-- Start Data supplied --
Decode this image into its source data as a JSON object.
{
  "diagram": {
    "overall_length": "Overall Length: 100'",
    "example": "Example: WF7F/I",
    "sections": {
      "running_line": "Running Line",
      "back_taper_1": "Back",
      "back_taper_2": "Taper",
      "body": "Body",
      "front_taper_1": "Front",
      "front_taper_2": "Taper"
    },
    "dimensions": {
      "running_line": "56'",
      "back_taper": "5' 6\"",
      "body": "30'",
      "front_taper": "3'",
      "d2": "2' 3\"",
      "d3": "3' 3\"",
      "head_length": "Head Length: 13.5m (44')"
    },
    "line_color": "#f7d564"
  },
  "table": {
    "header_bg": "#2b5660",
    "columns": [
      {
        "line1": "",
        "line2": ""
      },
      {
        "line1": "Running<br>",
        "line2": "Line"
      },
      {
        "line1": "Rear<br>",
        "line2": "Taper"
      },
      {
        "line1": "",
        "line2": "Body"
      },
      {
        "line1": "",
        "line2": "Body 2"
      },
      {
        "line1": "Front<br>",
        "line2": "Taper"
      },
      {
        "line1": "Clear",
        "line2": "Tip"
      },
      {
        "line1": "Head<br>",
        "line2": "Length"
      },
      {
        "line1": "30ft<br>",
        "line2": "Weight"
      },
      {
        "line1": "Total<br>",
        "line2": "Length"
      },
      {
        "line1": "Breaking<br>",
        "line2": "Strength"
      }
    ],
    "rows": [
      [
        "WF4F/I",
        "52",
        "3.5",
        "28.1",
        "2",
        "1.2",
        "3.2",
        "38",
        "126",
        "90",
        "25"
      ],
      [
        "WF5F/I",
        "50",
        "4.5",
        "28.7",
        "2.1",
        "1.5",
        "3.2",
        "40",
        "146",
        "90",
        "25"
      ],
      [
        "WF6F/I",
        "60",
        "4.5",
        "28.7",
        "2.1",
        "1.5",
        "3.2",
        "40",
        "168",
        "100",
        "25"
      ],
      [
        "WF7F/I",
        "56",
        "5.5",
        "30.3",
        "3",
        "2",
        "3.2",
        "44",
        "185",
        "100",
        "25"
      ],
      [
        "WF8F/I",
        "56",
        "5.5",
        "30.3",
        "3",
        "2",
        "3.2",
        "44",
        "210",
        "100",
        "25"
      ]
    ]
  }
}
-- End Data supplied --
## Problem to work on
Each entry above is to be quoted exactly.

## Correct answer
Decode this image into its source data as a JSON object.
{
  "diagram": {
    "overall_length": "Overall Length: 100'",
    "example": "Example: WF7F/I",
    "sections": {
      "running_line": "Running Line",
      "back_taper_1": "Back",
      "back_taper_2": "Taper",
      "body": "Body",
      "front_taper_1": "Front",
      "front_taper_2": "Taper"
    },
    "dimensions": {
      "running_line": "56'",
      "back_taper": "5' 6\"",
      "body": "30'",
      "front_taper": "3'",
      "d2": "2' 3\"",
      "d3": "3' 3\"",
      "head_length": "Head Length: 13.5m (44')"
    },
    "line_color": "#f7d564"
  },
  "table": {
    "header_bg": "#2b5660",
    "columns": [
      {
        "line1": "",
        "line2": ""
      },
      {
        "line1": "Running<br>",
        "line2": "Line"
      },
      {
        "line1": "Rear<br>",
        "line2": "Taper"
      },
      {
        "line1": "",
        "line2": "Body"
      },
      {
        "line1": "",
        "line2": "Body 2"
      },
      {
        "line1": "Front<br>",
        "line2": "Taper"
      },
      {
        "line1": "Clear",
        "line2": "Tip"
      },
      {
        "line1": "Head<br>",
        "line2": "Length"
      },
      {
        "line1": "30ft<br>",
        "line2": "Weight"
      },
      {
        "line1": "Total<br>",
        "line2": "Length"
      },
      {
        "line1": "Breaking<br>",
        "line2": "Strength"
      }
    ],
    "rows": [
      [
        "WF4F/I",
        "52",
        "3.5",
        "28.1",
        "2",
        "1.2",
        "3.2",
        "38",
        "126",
        "90",
        "25"
      ],
      [
        "WF5F/I",
        "50",
        "4.5",
        "28.7",
        "2.1",
        "1.5",
        "3.2",
        "40",
        "146",
        "90",
        "25"
      ],
      [
        "WF6F/I",
        "60",
        "4.5",
        "28.7",
        "2.1",
        "1.5",
        "3.2",
        "40",
        "168",
        "100",
        "25"
      ],
      [
        "WF7F/I",
        "56",
        "5.5",
        "30.3",
        "3",
        "2",
        "3.2",
        "44",
        "185",
        "100",
        "25"
      ],
      [
        "WF8F/I",
        "56",
        "5.5",
        "30.3",
        "3",
        "2",
        "3.2",
        "44",
        "210",
        "100",
        "25"
      ]
    ]
  }
}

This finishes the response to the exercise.